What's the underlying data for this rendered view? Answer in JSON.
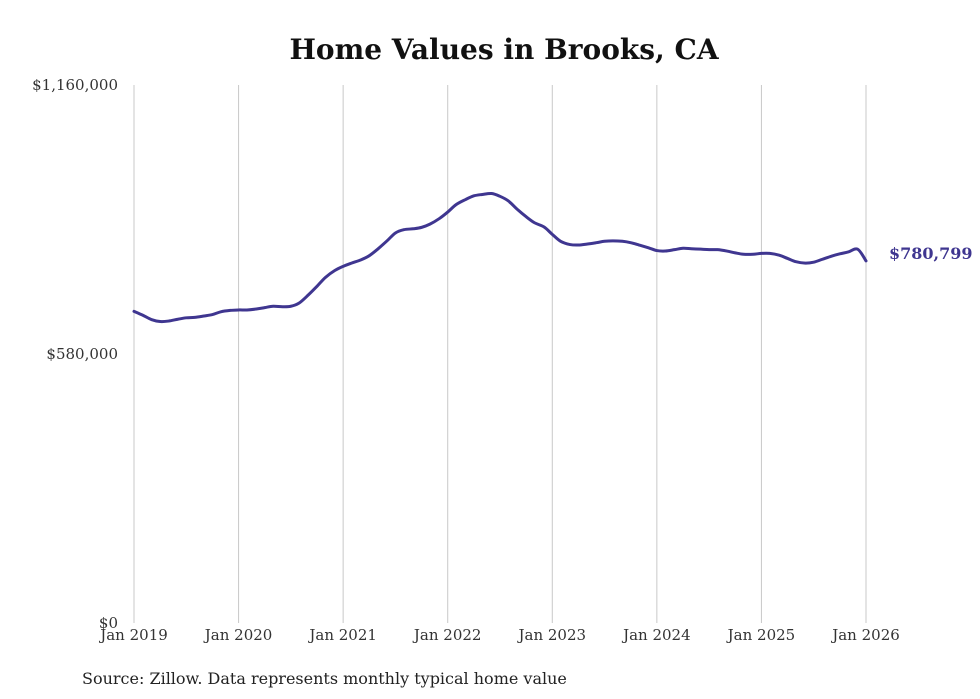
{
  "chart_data": {
    "type": "line",
    "title": "Home Values in Brooks, CA",
    "xlabel": "",
    "ylabel": "",
    "ylim": [
      0,
      1160000
    ],
    "yticks": [
      0,
      580000,
      1160000
    ],
    "ytick_labels": [
      "$0",
      "$580,000",
      "$1,160,000"
    ],
    "xlim": [
      2019.0,
      2026.08
    ],
    "xticks": [
      2019,
      2020,
      2021,
      2022,
      2023,
      2024,
      2025,
      2026
    ],
    "xtick_labels": [
      "Jan 2019",
      "Jan 2020",
      "Jan 2021",
      "Jan 2022",
      "Jan 2023",
      "Jan 2024",
      "Jan 2025",
      "Jan 2026"
    ],
    "grid": "vertical",
    "series": [
      {
        "name": "Typical home value",
        "color": "#3f3690",
        "end_label": "$780,799",
        "points": [
          [
            2019.0,
            672000
          ],
          [
            2019.08,
            664000
          ],
          [
            2019.17,
            654000
          ],
          [
            2019.25,
            650000
          ],
          [
            2019.33,
            651000
          ],
          [
            2019.42,
            655000
          ],
          [
            2019.5,
            658000
          ],
          [
            2019.58,
            659000
          ],
          [
            2019.67,
            662000
          ],
          [
            2019.75,
            665000
          ],
          [
            2019.83,
            671000
          ],
          [
            2019.92,
            674000
          ],
          [
            2020.0,
            675000
          ],
          [
            2020.08,
            675000
          ],
          [
            2020.17,
            677000
          ],
          [
            2020.25,
            680000
          ],
          [
            2020.33,
            683000
          ],
          [
            2020.42,
            682000
          ],
          [
            2020.5,
            683000
          ],
          [
            2020.58,
            690000
          ],
          [
            2020.67,
            708000
          ],
          [
            2020.75,
            726000
          ],
          [
            2020.83,
            745000
          ],
          [
            2020.92,
            760000
          ],
          [
            2021.0,
            769000
          ],
          [
            2021.08,
            776000
          ],
          [
            2021.17,
            783000
          ],
          [
            2021.25,
            792000
          ],
          [
            2021.33,
            806000
          ],
          [
            2021.42,
            824000
          ],
          [
            2021.5,
            841000
          ],
          [
            2021.58,
            848000
          ],
          [
            2021.67,
            850000
          ],
          [
            2021.75,
            853000
          ],
          [
            2021.83,
            860000
          ],
          [
            2021.92,
            872000
          ],
          [
            2022.0,
            886000
          ],
          [
            2022.08,
            902000
          ],
          [
            2022.17,
            913000
          ],
          [
            2022.25,
            921000
          ],
          [
            2022.33,
            924000
          ],
          [
            2022.42,
            926000
          ],
          [
            2022.5,
            920000
          ],
          [
            2022.58,
            910000
          ],
          [
            2022.67,
            891000
          ],
          [
            2022.75,
            876000
          ],
          [
            2022.83,
            863000
          ],
          [
            2022.92,
            854000
          ],
          [
            2023.0,
            838000
          ],
          [
            2023.08,
            823000
          ],
          [
            2023.17,
            816000
          ],
          [
            2023.25,
            815000
          ],
          [
            2023.33,
            817000
          ],
          [
            2023.42,
            820000
          ],
          [
            2023.5,
            823000
          ],
          [
            2023.58,
            824000
          ],
          [
            2023.67,
            823000
          ],
          [
            2023.75,
            820000
          ],
          [
            2023.83,
            815000
          ],
          [
            2023.92,
            809000
          ],
          [
            2024.0,
            803000
          ],
          [
            2024.08,
            802000
          ],
          [
            2024.17,
            805000
          ],
          [
            2024.25,
            808000
          ],
          [
            2024.33,
            807000
          ],
          [
            2024.42,
            806000
          ],
          [
            2024.5,
            805000
          ],
          [
            2024.58,
            805000
          ],
          [
            2024.67,
            802000
          ],
          [
            2024.75,
            798000
          ],
          [
            2024.83,
            795000
          ],
          [
            2024.92,
            795000
          ],
          [
            2025.0,
            797000
          ],
          [
            2025.08,
            797000
          ],
          [
            2025.17,
            793000
          ],
          [
            2025.25,
            786000
          ],
          [
            2025.33,
            779000
          ],
          [
            2025.42,
            776000
          ],
          [
            2025.5,
            778000
          ],
          [
            2025.58,
            784000
          ],
          [
            2025.67,
            791000
          ],
          [
            2025.75,
            796000
          ],
          [
            2025.83,
            800000
          ],
          [
            2025.92,
            806000
          ],
          [
            2026.0,
            780799
          ]
        ]
      }
    ],
    "source": "Source: Zillow. Data represents monthly typical home value"
  }
}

++++++++++++++++++++

Pictures are excluded; copy all other data exactly as shown.

What's the underlying data for this rendered view? Answer in JSON.
{
  "chart_data": {
    "type": "line",
    "title": "Home Values in Brooks, CA",
    "xlabel": "",
    "ylabel": "",
    "ylim": [
      0,
      1160000
    ],
    "yticks": [
      0,
      580000,
      1160000
    ],
    "ytick_labels": [
      "$0",
      "$580,000",
      "$1,160,000"
    ],
    "xlim": [
      2019.0,
      2026.08
    ],
    "xticks": [
      2019,
      2020,
      2021,
      2022,
      2023,
      2024,
      2025,
      2026
    ],
    "xtick_labels": [
      "Jan 2019",
      "Jan 2020",
      "Jan 2021",
      "Jan 2022",
      "Jan 2023",
      "Jan 2024",
      "Jan 2025",
      "Jan 2026"
    ],
    "grid": "vertical",
    "series": [
      {
        "name": "Typical home value",
        "color": "#3f3690",
        "end_label": "$780,799",
        "points": [
          [
            2019.0,
            672000
          ],
          [
            2019.08,
            664000
          ],
          [
            2019.17,
            654000
          ],
          [
            2019.25,
            650000
          ],
          [
            2019.33,
            651000
          ],
          [
            2019.42,
            655000
          ],
          [
            2019.5,
            658000
          ],
          [
            2019.58,
            659000
          ],
          [
            2019.67,
            662000
          ],
          [
            2019.75,
            665000
          ],
          [
            2019.83,
            671000
          ],
          [
            2019.92,
            674000
          ],
          [
            2020.0,
            675000
          ],
          [
            2020.08,
            675000
          ],
          [
            2020.17,
            677000
          ],
          [
            2020.25,
            680000
          ],
          [
            2020.33,
            683000
          ],
          [
            2020.42,
            682000
          ],
          [
            2020.5,
            683000
          ],
          [
            2020.58,
            690000
          ],
          [
            2020.67,
            708000
          ],
          [
            2020.75,
            726000
          ],
          [
            2020.83,
            745000
          ],
          [
            2020.92,
            760000
          ],
          [
            2021.0,
            769000
          ],
          [
            2021.08,
            776000
          ],
          [
            2021.17,
            783000
          ],
          [
            2021.25,
            792000
          ],
          [
            2021.33,
            806000
          ],
          [
            2021.42,
            824000
          ],
          [
            2021.5,
            841000
          ],
          [
            2021.58,
            848000
          ],
          [
            2021.67,
            850000
          ],
          [
            2021.75,
            853000
          ],
          [
            2021.83,
            860000
          ],
          [
            2021.92,
            872000
          ],
          [
            2022.0,
            886000
          ],
          [
            2022.08,
            902000
          ],
          [
            2022.17,
            913000
          ],
          [
            2022.25,
            921000
          ],
          [
            2022.33,
            924000
          ],
          [
            2022.42,
            926000
          ],
          [
            2022.5,
            920000
          ],
          [
            2022.58,
            910000
          ],
          [
            2022.67,
            891000
          ],
          [
            2022.75,
            876000
          ],
          [
            2022.83,
            863000
          ],
          [
            2022.92,
            854000
          ],
          [
            2023.0,
            838000
          ],
          [
            2023.08,
            823000
          ],
          [
            2023.17,
            816000
          ],
          [
            2023.25,
            815000
          ],
          [
            2023.33,
            817000
          ],
          [
            2023.42,
            820000
          ],
          [
            2023.5,
            823000
          ],
          [
            2023.58,
            824000
          ],
          [
            2023.67,
            823000
          ],
          [
            2023.75,
            820000
          ],
          [
            2023.83,
            815000
          ],
          [
            2023.92,
            809000
          ],
          [
            2024.0,
            803000
          ],
          [
            2024.08,
            802000
          ],
          [
            2024.17,
            805000
          ],
          [
            2024.25,
            808000
          ],
          [
            2024.33,
            807000
          ],
          [
            2024.42,
            806000
          ],
          [
            2024.5,
            805000
          ],
          [
            2024.58,
            805000
          ],
          [
            2024.67,
            802000
          ],
          [
            2024.75,
            798000
          ],
          [
            2024.83,
            795000
          ],
          [
            2024.92,
            795000
          ],
          [
            2025.0,
            797000
          ],
          [
            2025.08,
            797000
          ],
          [
            2025.17,
            793000
          ],
          [
            2025.25,
            786000
          ],
          [
            2025.33,
            779000
          ],
          [
            2025.42,
            776000
          ],
          [
            2025.5,
            778000
          ],
          [
            2025.58,
            784000
          ],
          [
            2025.67,
            791000
          ],
          [
            2025.75,
            796000
          ],
          [
            2025.83,
            800000
          ],
          [
            2025.92,
            806000
          ],
          [
            2026.0,
            780799
          ]
        ]
      }
    ],
    "source": "Source: Zillow. Data represents monthly typical home value"
  }
}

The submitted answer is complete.